### GIVEN REQUEST
Could you copy every line from the material below in which "Driving" appears?

### RECORDS SUPPLIED
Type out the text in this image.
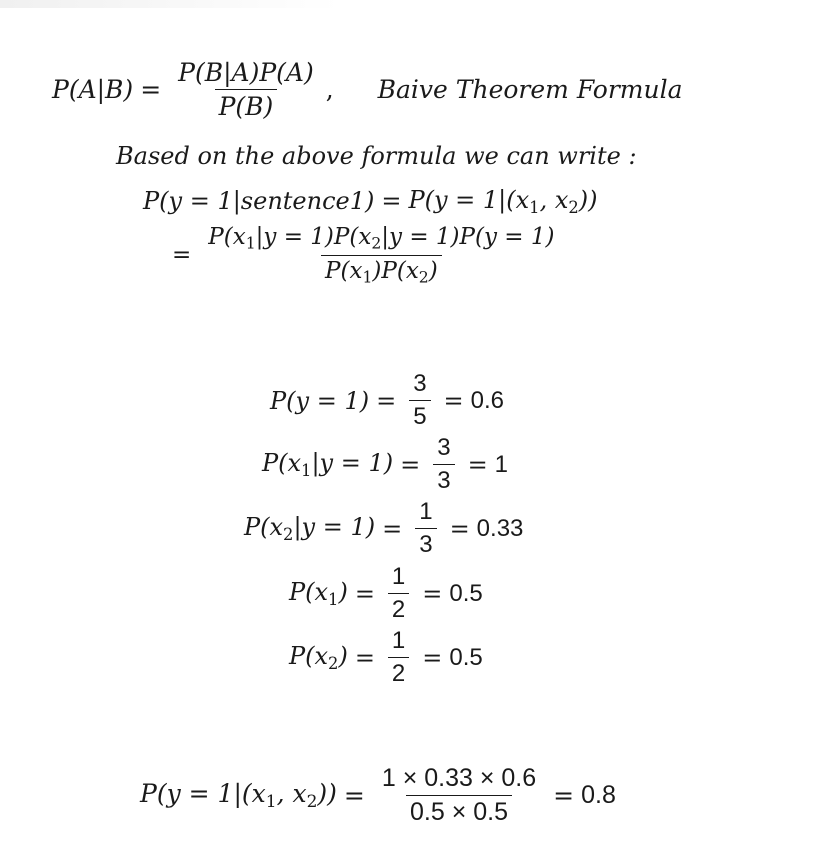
$P(A|B) = \frac{P(B|A)P(A)}{P(B)}$ , Baive Theorem Formula
Based on the above formula we can write :
P(y = 1|sentence1) = $P(y = 1|(x_1$, $x_2$))
= $\frac{P(x_1|y = 1)P(x_2|y = 1)P(y = 1)}{P(x_1)P(x_2)}$
$P(y = 1) = \frac{3}{5} = 0.6$
$P(x_1|y = 1) = \frac{3}{3} = 1$
$P(x_2|y = 1) = \frac{1}{3} = 0.33$
$P(x_1) = \frac{1}{2} = 0.5$
$P(x_2) = \frac{1}{2} = 0.5$
$P(y = 1|(x_1$, $x_2)) = \frac{1 \times 0.33 \times 0.6}{0.5 \times 0.5} = 0.8$
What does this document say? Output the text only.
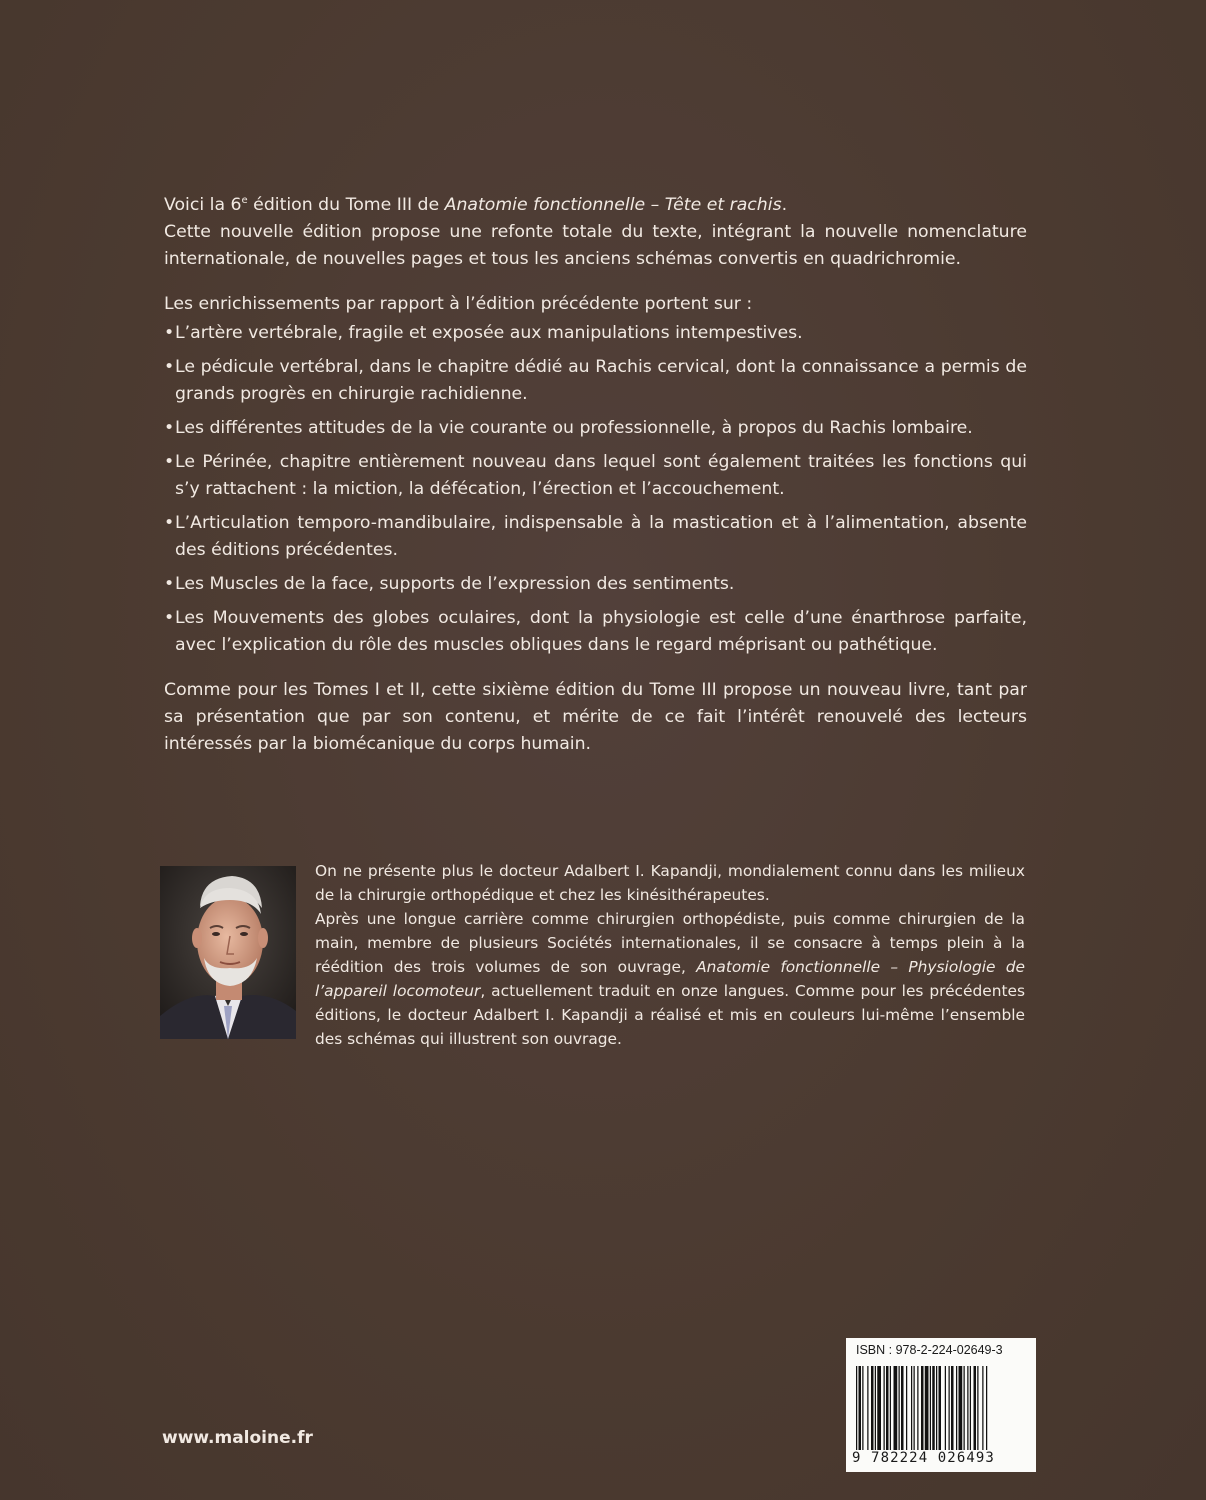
Voici la 6e édition du Tome III de Anatomie fonctionnelle – Tête et rachis.

Cette nouvelle édition propose une refonte totale du texte, intégrant la nouvelle nomenclature internationale, de nouvelles pages et tous les anciens schémas convertis en quadrichromie.

Les enrichissements par rapport à l’édition précédente portent sur :

• L’artère vertébrale, fragile et exposée aux manipulations intempestives.
• Le pédicule vertébral, dans le chapitre dédié au Rachis cervical, dont la connaissance a permis de grands progrès en chirurgie rachidienne.
• Les différentes attitudes de la vie courante ou professionnelle, à propos du Rachis lombaire.
• Le Périnée, chapitre entièrement nouveau dans lequel sont également traitées les fonctions qui s’y rattachent : la miction, la défécation, l’érection et l’accouchement.
• L’Articulation temporo-mandibulaire, indispensable à la mastication et à l’alimentation, absente des éditions précédentes.
• Les Muscles de la face, supports de l’expression des sentiments.
• Les Mouvements des globes oculaires, dont la physiologie est celle d’une énarthrose parfaite, avec l’explication du rôle des muscles obliques dans le regard méprisant ou pathétique.

Comme pour les Tomes I et II, cette sixième édition du Tome III propose un nouveau livre, tant par sa présentation que par son contenu, et mérite de ce fait l’intérêt renouvelé des lecteurs intéressés par la biomécanique du corps humain.

On ne présente plus le docteur Adalbert I. Kapandji, mondialement connu dans les milieux de la chirurgie orthopédique et chez les kinésithérapeutes.

Après une longue carrière comme chirurgien orthopédiste, puis comme chirurgien de la main, membre de plusieurs Sociétés internationales, il se consacre à temps plein à la réédition des trois volumes de son ouvrage, Anatomie fonctionnelle – Physiologie de l’appareil locomoteur, actuellement traduit en onze langues. Comme pour les précédentes éditions, le docteur Adalbert I. Kapandji a réalisé et mis en couleurs lui-même l’ensemble des schémas qui illustrent son ouvrage.

ISBN : 978-2-224-02649-3
9 782224 026493
www.maloine.fr
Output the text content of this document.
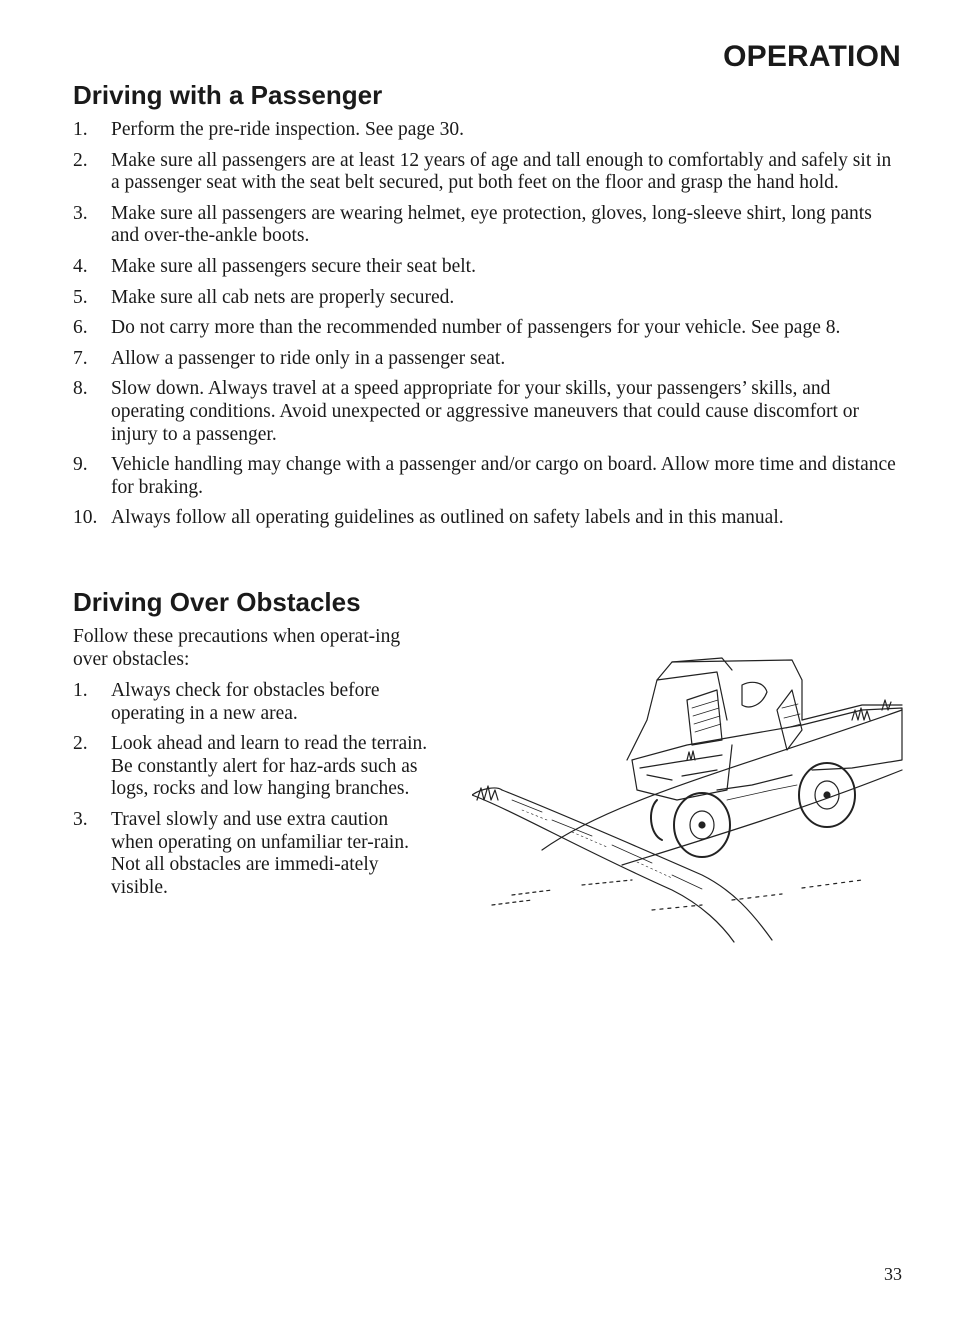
OPERATION
Driving with a Passenger
1. Perform the pre-ride inspection. See page 30.
2. Make sure all passengers are at least 12 years of age and tall enough to comfortably and safely sit in a passenger seat with the seat belt secured, put both feet on the floor and grasp the hand hold.
3. Make sure all passengers are wearing helmet, eye protection, gloves, long-sleeve shirt, long pants and over-the-ankle boots.
4. Make sure all passengers secure their seat belt.
5. Make sure all cab nets are properly secured.
6. Do not carry more than the recommended number of passengers for your vehicle. See page 8.
7. Allow a passenger to ride only in a passenger seat.
8. Slow down. Always travel at a speed appropriate for your skills, your passengers’ skills, and operating conditions. Avoid unexpected or aggressive maneuvers that could cause discomfort or injury to a passenger.
9. Vehicle handling may change with a passenger and/or cargo on board. Allow more time and distance for braking.
10. Always follow all operating guidelines as outlined on safety labels and in this manual.
Driving Over Obstacles

Follow these precautions when operat-ing over obstacles:

1. Always check for obstacles before operating in a new area.
2. Look ahead and learn to read the terrain. Be constantly alert for haz-ards such as logs, rocks and low hanging branches.
3. Travel slowly and use extra caution when operating on unfamiliar ter-rain. Not all obstacles are immedi-ately visible.
33
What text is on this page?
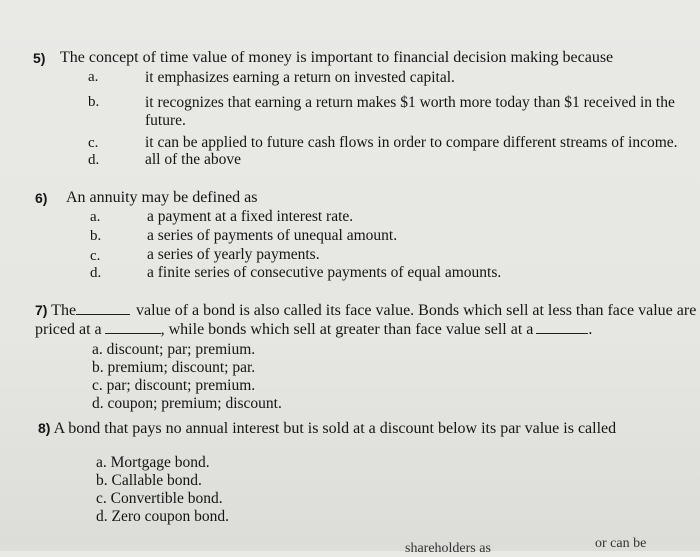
5) The concept of time value of money is important to financial decision making because
a.	it emphasizes earning a return on invested capital.
b.	it recognizes that earning a return makes $1 worth more today than $1 received in the
future.
c.	it can be applied to future cash flows in order to compare different streams of income.
d.	all of the above
6) An annuity may be defined as
a.	a payment at a fixed interest rate.
b.	a series of payments of unequal amount.
c.	a series of yearly payments.
d.	a finite series of consecutive payments of equal amounts.
7) The	value of a bond is also called its face value. Bonds which sell at less than face value are
priced at a	, while bonds which sell at greater than face value sell at a	.
a. discount; par; premium.
b. premium; discount; par.
c. par; discount; premium.
d. coupon; premium; discount.
8) A bond that pays no annual interest but is sold at a discount below its par value is called
a. Mortgage bond.
b. Callable bond.
c. Convertible bond.
d. Zero coupon bond.
shareholders as	or can be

### RESULT FOR THIS EXERCISE
Driving with a Passenger
Driving Over Obstacles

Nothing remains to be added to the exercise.